[Records from a collection]
===============

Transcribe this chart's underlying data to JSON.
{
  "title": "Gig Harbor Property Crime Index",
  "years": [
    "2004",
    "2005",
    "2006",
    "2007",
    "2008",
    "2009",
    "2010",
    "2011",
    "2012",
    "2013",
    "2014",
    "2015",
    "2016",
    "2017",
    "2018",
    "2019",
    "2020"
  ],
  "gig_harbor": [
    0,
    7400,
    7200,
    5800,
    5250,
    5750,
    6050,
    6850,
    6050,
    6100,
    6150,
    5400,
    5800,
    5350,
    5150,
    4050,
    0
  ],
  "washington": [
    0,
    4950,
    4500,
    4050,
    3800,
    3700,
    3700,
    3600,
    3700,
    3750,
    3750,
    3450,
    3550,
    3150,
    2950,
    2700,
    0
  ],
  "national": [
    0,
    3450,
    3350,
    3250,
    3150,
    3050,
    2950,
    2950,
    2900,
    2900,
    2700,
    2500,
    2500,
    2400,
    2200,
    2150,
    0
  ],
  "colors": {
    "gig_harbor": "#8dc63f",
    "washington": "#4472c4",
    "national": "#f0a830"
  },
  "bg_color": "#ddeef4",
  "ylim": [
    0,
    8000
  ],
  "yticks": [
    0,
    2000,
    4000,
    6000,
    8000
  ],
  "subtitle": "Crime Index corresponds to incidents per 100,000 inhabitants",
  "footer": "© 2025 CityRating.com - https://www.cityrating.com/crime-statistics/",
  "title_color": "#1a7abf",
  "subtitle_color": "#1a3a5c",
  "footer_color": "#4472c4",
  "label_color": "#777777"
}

===============

§ Task directions: Each line above that includes "Index" should be shown.

§ Exercise answer:
  "title": "Gig Harbor Property Crime Index",
  "subtitle": "Crime Index corresponds to incidents per 100,000 inhabitants",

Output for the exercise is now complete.